- _Work to do_
Reproduce every entry below precisely; do not include the pictures.

[Records about charts and figures]
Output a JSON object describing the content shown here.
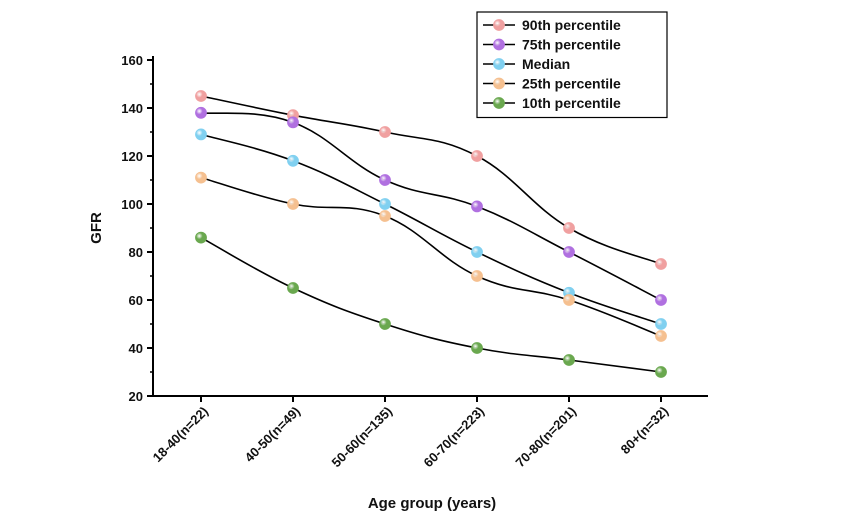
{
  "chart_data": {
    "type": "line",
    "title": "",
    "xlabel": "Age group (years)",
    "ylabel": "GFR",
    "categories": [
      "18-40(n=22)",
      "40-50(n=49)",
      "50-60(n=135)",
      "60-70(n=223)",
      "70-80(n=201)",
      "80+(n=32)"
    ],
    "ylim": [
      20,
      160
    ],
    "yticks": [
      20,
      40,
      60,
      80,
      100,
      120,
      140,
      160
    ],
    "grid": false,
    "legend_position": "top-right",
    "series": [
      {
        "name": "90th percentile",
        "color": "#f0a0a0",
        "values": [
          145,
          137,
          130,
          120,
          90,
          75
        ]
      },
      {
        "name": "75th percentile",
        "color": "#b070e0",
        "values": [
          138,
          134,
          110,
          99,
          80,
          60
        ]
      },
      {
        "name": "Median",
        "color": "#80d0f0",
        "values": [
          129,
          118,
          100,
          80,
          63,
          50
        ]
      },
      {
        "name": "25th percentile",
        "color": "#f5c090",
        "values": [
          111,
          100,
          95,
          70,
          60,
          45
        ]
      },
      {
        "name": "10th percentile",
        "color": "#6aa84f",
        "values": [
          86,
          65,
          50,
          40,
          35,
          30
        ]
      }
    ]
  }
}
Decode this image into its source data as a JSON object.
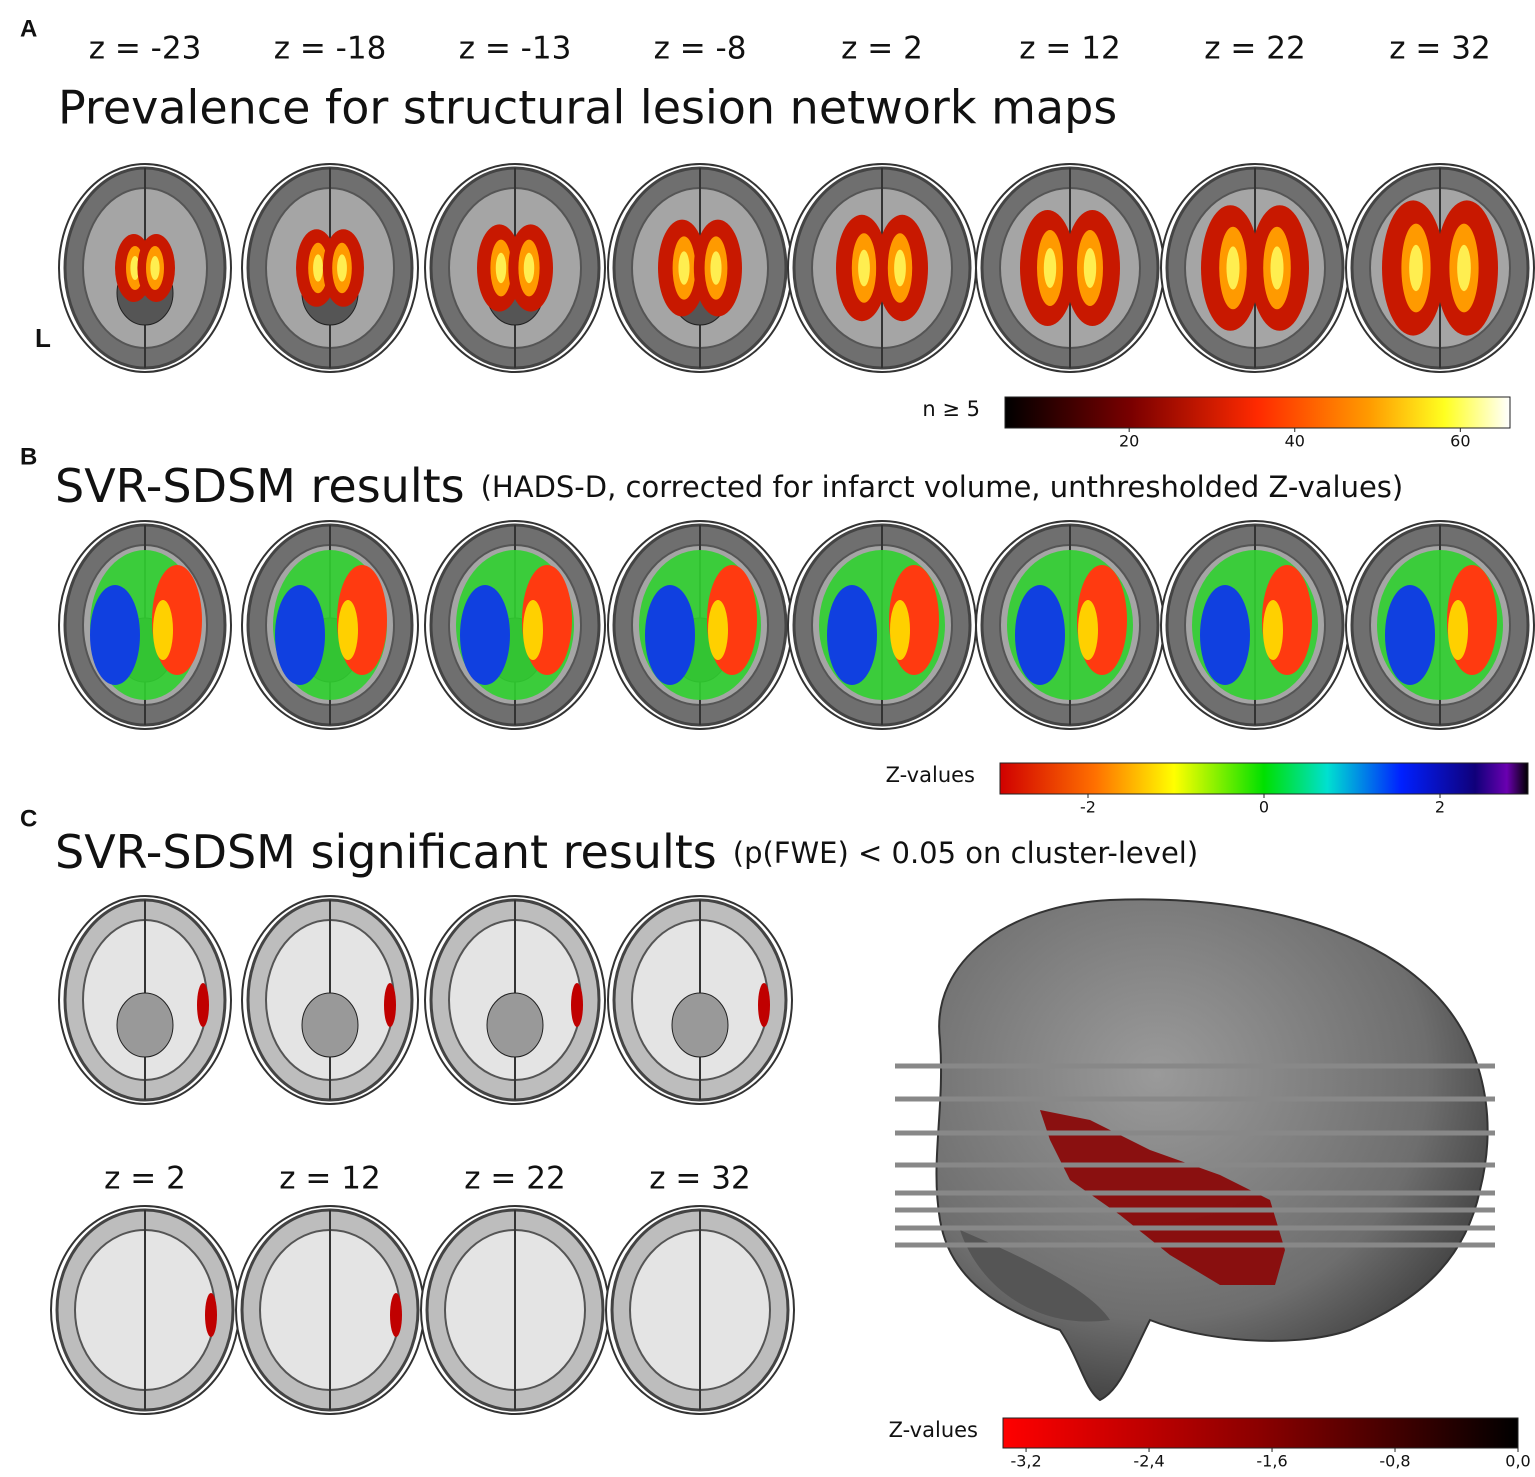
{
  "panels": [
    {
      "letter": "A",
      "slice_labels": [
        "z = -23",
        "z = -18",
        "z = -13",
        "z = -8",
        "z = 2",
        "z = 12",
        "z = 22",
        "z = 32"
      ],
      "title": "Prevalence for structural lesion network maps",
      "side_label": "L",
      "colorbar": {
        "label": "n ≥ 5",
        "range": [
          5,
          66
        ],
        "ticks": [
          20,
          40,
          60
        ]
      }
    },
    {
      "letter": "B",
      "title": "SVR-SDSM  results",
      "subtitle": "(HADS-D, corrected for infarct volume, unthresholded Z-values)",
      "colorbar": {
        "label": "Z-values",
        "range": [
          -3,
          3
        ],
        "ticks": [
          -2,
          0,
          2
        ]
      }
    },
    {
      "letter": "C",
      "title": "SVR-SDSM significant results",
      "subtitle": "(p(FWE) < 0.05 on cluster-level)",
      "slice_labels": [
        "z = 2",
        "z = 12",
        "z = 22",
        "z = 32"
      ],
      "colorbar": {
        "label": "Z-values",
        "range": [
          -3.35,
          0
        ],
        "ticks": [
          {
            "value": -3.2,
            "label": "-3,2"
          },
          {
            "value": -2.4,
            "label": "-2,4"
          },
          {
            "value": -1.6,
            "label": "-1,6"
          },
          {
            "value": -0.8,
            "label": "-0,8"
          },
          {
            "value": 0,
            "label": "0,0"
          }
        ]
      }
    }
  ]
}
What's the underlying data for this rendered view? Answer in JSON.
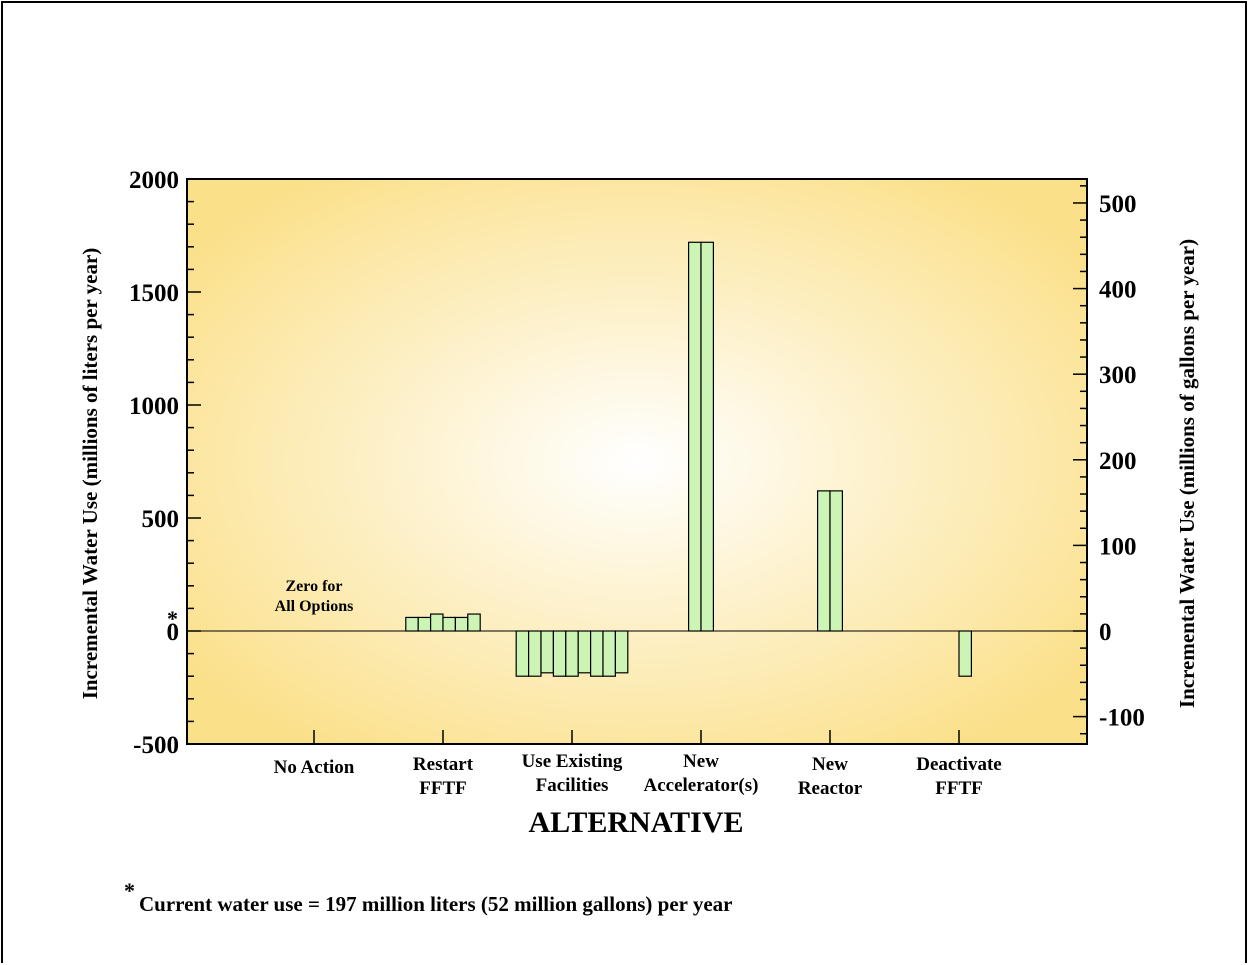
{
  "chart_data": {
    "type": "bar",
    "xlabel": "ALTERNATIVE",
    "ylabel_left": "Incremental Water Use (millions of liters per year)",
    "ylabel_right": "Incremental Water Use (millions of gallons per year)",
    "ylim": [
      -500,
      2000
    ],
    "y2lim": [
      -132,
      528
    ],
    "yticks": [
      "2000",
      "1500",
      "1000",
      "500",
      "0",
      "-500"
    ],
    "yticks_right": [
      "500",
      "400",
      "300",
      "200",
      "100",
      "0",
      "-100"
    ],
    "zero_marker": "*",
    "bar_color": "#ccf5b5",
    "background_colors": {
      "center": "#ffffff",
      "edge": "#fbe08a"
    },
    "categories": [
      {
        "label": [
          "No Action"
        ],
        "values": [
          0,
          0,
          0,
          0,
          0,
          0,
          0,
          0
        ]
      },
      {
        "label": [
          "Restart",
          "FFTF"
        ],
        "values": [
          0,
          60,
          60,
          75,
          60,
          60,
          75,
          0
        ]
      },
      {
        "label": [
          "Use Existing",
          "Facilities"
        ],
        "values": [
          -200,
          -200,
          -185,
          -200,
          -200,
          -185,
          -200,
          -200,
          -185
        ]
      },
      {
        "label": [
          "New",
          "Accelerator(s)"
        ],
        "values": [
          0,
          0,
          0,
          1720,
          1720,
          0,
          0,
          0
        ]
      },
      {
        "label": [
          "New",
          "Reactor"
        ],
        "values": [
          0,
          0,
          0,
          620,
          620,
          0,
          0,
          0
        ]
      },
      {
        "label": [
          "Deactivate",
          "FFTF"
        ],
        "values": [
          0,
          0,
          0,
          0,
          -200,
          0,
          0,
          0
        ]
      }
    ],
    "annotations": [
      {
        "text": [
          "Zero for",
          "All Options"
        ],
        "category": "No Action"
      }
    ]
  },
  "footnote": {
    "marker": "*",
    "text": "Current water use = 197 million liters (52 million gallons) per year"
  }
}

- _Written solution_
Output a JSON object describing the content shown here.
{
  "chart_data": {
    "type": "line",
    "title": "",
    "xlabel": "Age group (years)",
    "ylabel": "GFR",
    "categories": [
      "18-40(n=22)",
      "40-50(n=49)",
      "50-60(n=135)",
      "60-70(n=223)",
      "70-80(n=201)",
      "80+(n=32)"
    ],
    "ylim": [
      20,
      160
    ],
    "yticks": [
      20,
      40,
      60,
      80,
      100,
      120,
      140,
      160
    ],
    "grid": false,
    "legend_position": "top-right",
    "series": [
      {
        "name": "90th percentile",
        "color": "#f0a0a0",
        "values": [
          145,
          137,
          130,
          120,
          90,
          75
        ]
      },
      {
        "name": "75th percentile",
        "color": "#b070e0",
        "values": [
          138,
          134,
          110,
          99,
          80,
          60
        ]
      },
      {
        "name": "Median",
        "color": "#80d0f0",
        "values": [
          129,
          118,
          100,
          80,
          63,
          50
        ]
      },
      {
        "name": "25th percentile",
        "color": "#f5c090",
        "values": [
          111,
          100,
          95,
          70,
          60,
          45
        ]
      },
      {
        "name": "10th percentile",
        "color": "#6aa84f",
        "values": [
          86,
          65,
          50,
          40,
          35,
          30
        ]
      }
    ]
  }
}
Decode this image into its source data as a JSON object.
{
  "panels": [
    {
      "letter": "A",
      "slice_labels": [
        "z = -23",
        "z = -18",
        "z = -13",
        "z = -8",
        "z = 2",
        "z = 12",
        "z = 22",
        "z = 32"
      ],
      "title": "Prevalence for structural lesion network maps",
      "side_label": "L",
      "colorbar": {
        "label": "n ≥ 5",
        "range": [
          5,
          66
        ],
        "ticks": [
          20,
          40,
          60
        ]
      }
    },
    {
      "letter": "B",
      "title": "SVR-SDSM  results",
      "subtitle": "(HADS-D, corrected for infarct volume, unthresholded Z-values)",
      "colorbar": {
        "label": "Z-values",
        "range": [
          -3,
          3
        ],
        "ticks": [
          -2,
          0,
          2
        ]
      }
    },
    {
      "letter": "C",
      "title": "SVR-SDSM significant results",
      "subtitle": "(p(FWE) < 0.05 on cluster-level)",
      "slice_labels": [
        "z = 2",
        "z = 12",
        "z = 22",
        "z = 32"
      ],
      "colorbar": {
        "label": "Z-values",
        "range": [
          -3.35,
          0
        ],
        "ticks": [
          {
            "value": -3.2,
            "label": "-3,2"
          },
          {
            "value": -2.4,
            "label": "-2,4"
          },
          {
            "value": -1.6,
            "label": "-1,6"
          },
          {
            "value": -0.8,
            "label": "-0,8"
          },
          {
            "value": 0,
            "label": "0,0"
          }
        ]
      }
    }
  ]
}
What's the underlying data for this rendered view? Answer in JSON.
{
  "chart_data": {
    "type": "bar",
    "xlabel": "ALTERNATIVE",
    "ylabel_left": "Incremental Water Use (millions of liters per year)",
    "ylabel_right": "Incremental Water Use (millions of gallons per year)",
    "ylim": [
      -500,
      2000
    ],
    "y2lim": [
      -132,
      528
    ],
    "yticks": [
      "2000",
      "1500",
      "1000",
      "500",
      "0",
      "-500"
    ],
    "yticks_right": [
      "500",
      "400",
      "300",
      "200",
      "100",
      "0",
      "-100"
    ],
    "zero_marker": "*",
    "bar_color": "#ccf5b5",
    "background_colors": {
      "center": "#ffffff",
      "edge": "#fbe08a"
    },
    "categories": [
      {
        "label": [
          "No Action"
        ],
        "values": [
          0,
          0,
          0,
          0,
          0,
          0,
          0,
          0
        ]
      },
      {
        "label": [
          "Restart",
          "FFTF"
        ],
        "values": [
          0,
          60,
          60,
          75,
          60,
          60,
          75,
          0
        ]
      },
      {
        "label": [
          "Use Existing",
          "Facilities"
        ],
        "values": [
          -200,
          -200,
          -185,
          -200,
          -200,
          -185,
          -200,
          -200,
          -185
        ]
      },
      {
        "label": [
          "New",
          "Accelerator(s)"
        ],
        "values": [
          0,
          0,
          0,
          1720,
          1720,
          0,
          0,
          0
        ]
      },
      {
        "label": [
          "New",
          "Reactor"
        ],
        "values": [
          0,
          0,
          0,
          620,
          620,
          0,
          0,
          0
        ]
      },
      {
        "label": [
          "Deactivate",
          "FFTF"
        ],
        "values": [
          0,
          0,
          0,
          0,
          -200,
          0,
          0,
          0
        ]
      }
    ],
    "annotations": [
      {
        "text": [
          "Zero for",
          "All Options"
        ],
        "category": "No Action"
      }
    ]
  },
  "footnote": {
    "marker": "*",
    "text": "Current water use = 197 million liters (52 million gallons) per year"
  }
}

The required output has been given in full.